» Task instructions: Reproduce the following listing line for line, leaving out the pictures.

=== Input material ===

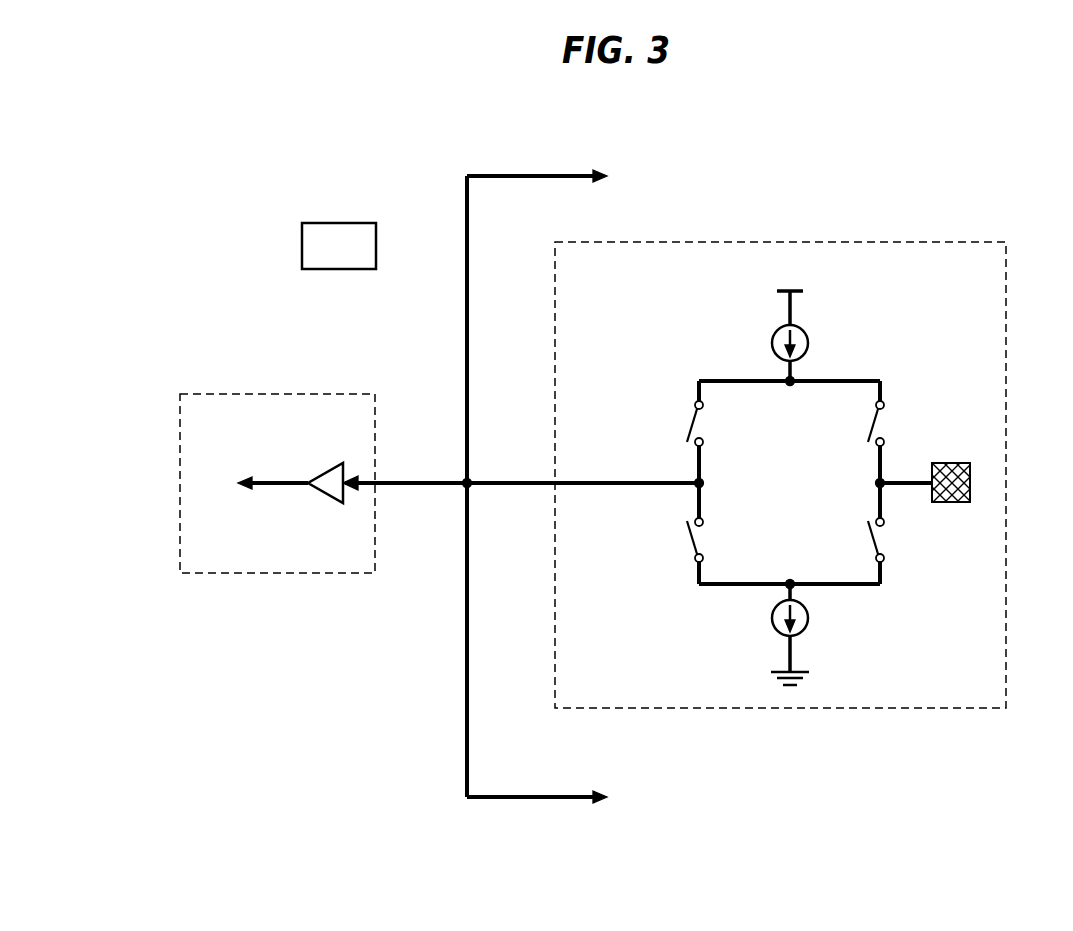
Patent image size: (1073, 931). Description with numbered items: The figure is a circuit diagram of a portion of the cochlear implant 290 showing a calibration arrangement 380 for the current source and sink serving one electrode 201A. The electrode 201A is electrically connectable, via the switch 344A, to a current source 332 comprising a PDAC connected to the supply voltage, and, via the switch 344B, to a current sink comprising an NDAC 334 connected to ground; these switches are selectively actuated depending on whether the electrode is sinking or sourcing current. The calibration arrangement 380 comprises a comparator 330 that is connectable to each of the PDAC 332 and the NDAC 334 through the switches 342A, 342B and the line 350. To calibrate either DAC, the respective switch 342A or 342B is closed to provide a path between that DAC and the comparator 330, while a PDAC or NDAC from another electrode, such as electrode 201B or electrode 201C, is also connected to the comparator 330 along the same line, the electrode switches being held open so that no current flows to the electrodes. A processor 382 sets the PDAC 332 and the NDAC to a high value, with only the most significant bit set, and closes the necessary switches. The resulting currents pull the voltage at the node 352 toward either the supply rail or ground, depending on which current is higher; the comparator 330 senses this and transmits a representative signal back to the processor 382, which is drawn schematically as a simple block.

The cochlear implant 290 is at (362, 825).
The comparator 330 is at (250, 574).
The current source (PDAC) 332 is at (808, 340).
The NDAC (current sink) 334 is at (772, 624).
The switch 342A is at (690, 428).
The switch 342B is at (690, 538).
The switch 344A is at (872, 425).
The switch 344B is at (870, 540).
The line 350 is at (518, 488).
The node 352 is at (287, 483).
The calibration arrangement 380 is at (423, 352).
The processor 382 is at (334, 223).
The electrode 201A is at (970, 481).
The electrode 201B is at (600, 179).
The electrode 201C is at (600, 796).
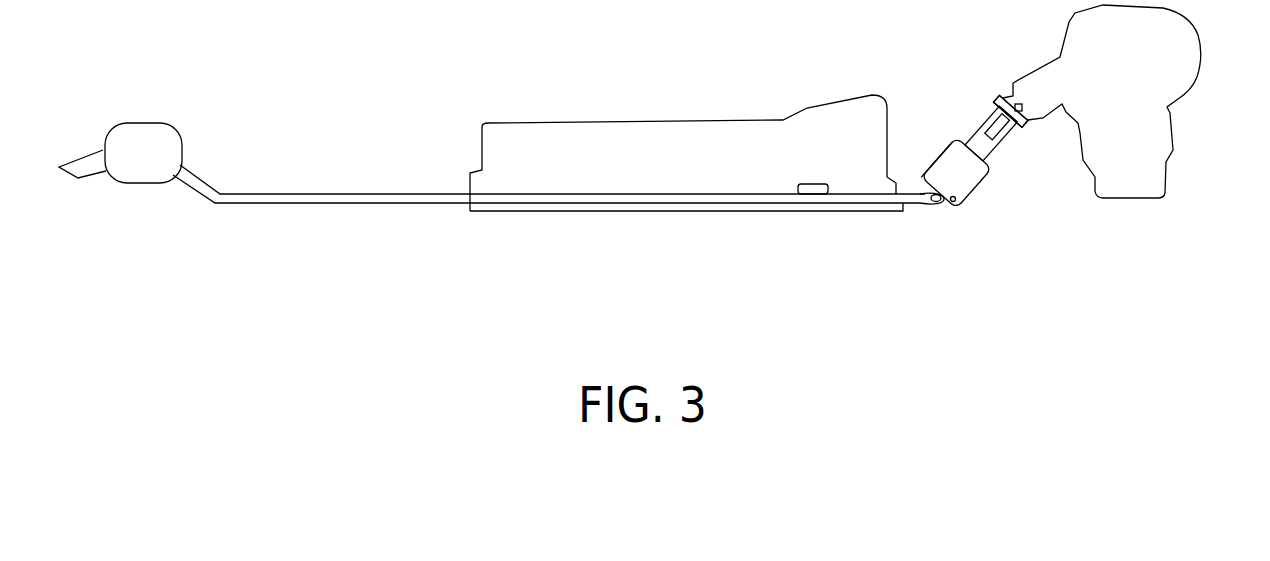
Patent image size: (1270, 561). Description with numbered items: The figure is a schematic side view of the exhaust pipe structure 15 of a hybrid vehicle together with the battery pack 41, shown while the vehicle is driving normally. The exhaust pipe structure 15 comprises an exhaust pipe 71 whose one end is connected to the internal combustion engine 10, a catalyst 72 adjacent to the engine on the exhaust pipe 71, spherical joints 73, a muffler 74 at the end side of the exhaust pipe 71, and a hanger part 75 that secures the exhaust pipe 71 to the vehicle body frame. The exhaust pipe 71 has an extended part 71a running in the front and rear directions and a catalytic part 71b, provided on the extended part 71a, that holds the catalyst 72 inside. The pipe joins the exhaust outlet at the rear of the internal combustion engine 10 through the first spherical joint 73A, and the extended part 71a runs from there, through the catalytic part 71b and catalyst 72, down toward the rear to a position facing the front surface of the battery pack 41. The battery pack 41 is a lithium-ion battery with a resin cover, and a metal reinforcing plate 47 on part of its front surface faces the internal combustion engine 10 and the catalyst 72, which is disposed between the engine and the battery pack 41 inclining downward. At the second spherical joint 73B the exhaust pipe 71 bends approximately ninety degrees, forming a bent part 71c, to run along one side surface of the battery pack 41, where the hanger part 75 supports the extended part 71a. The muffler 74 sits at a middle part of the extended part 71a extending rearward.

===

» Solved exercise:
Patent image size: (1073, 931). Description with numbered items: The figure is a circuit diagram of a portion of the cochlear implant 290 showing a calibration arrangement 380 for the current source and sink serving one electrode 201A. The electrode 201A is electrically connectable, via the switch 344A, to a current source 332 comprising a PDAC connected to the supply voltage, and, via the switch 344B, to a current sink comprising an NDAC 334 connected to ground; these switches are selectively actuated depending on whether the electrode is sinking or sourcing current. The calibration arrangement 380 comprises a comparator 330 that is connectable to each of the PDAC 332 and the NDAC 334 through the switches 342A, 342B and the line 350. To calibrate either DAC, the respective switch 342A or 342B is closed to provide a path between that DAC and the comparator 330, while a PDAC or NDAC from another electrode, such as electrode 201B or electrode 201C, is also connected to the comparator 330 along the same line, the electrode switches being held open so that no current flows to the electrodes. A processor 382 sets the PDAC 332 and the NDAC to a high value, with only the most significant bit set, and closes the necessary switches. The resulting currents pull the voltage at the node 352 toward either the supply rail or ground, depending on which current is higher; the comparator 330 senses this and transmits a representative signal back to the processor 382, which is drawn schematically as a simple block.

The cochlear implant 290 is at (362, 825).
The comparator 330 is at (250, 574).
The current source (PDAC) 332 is at (808, 340).
The NDAC (current sink) 334 is at (772, 624).
The switch 342A is at (690, 428).
The switch 342B is at (690, 538).
The switch 344A is at (872, 425).
The switch 344B is at (870, 540).
The line 350 is at (518, 488).
The node 352 is at (287, 483).
The calibration arrangement 380 is at (423, 352).
The processor 382 is at (334, 223).
The electrode 201A is at (970, 481).
The electrode 201B is at (600, 179).
The electrode 201C is at (600, 796).
Patent image size: (1270, 561). Description with numbered items: The figure is a schematic side view of the exhaust pipe structure 15 of a hybrid vehicle together with the battery pack 41, shown while the vehicle is driving normally. The exhaust pipe structure 15 comprises an exhaust pipe 71 whose one end is connected to the internal combustion engine 10, a catalyst 72 adjacent to the engine on the exhaust pipe 71, spherical joints 73, a muffler 74 at the end side of the exhaust pipe 71, and a hanger part 75 that secures the exhaust pipe 71 to the vehicle body frame. The exhaust pipe 71 has an extended part 71a running in the front and rear directions and a catalytic part 71b, provided on the extended part 71a, that holds the catalyst 72 inside. The pipe joins the exhaust outlet at the rear of the internal combustion engine 10 through the first spherical joint 73A, and the extended part 71a runs from there, through the catalytic part 71b and catalyst 72, down toward the rear to a position facing the front surface of the battery pack 41. The battery pack 41 is a lithium-ion battery with a resin cover, and a metal reinforcing plate 47 on part of its front surface faces the internal combustion engine 10 and the catalyst 72, which is disposed between the engine and the battery pack 41 inclining downward. At the second spherical joint 73B the exhaust pipe 71 bends approximately ninety degrees, forming a bent part 71c, to run along one side surface of the battery pack 41, where the hanger part 75 supports the extended part 71a. The muffler 74 sits at a middle part of the extended part 71a extending rearward.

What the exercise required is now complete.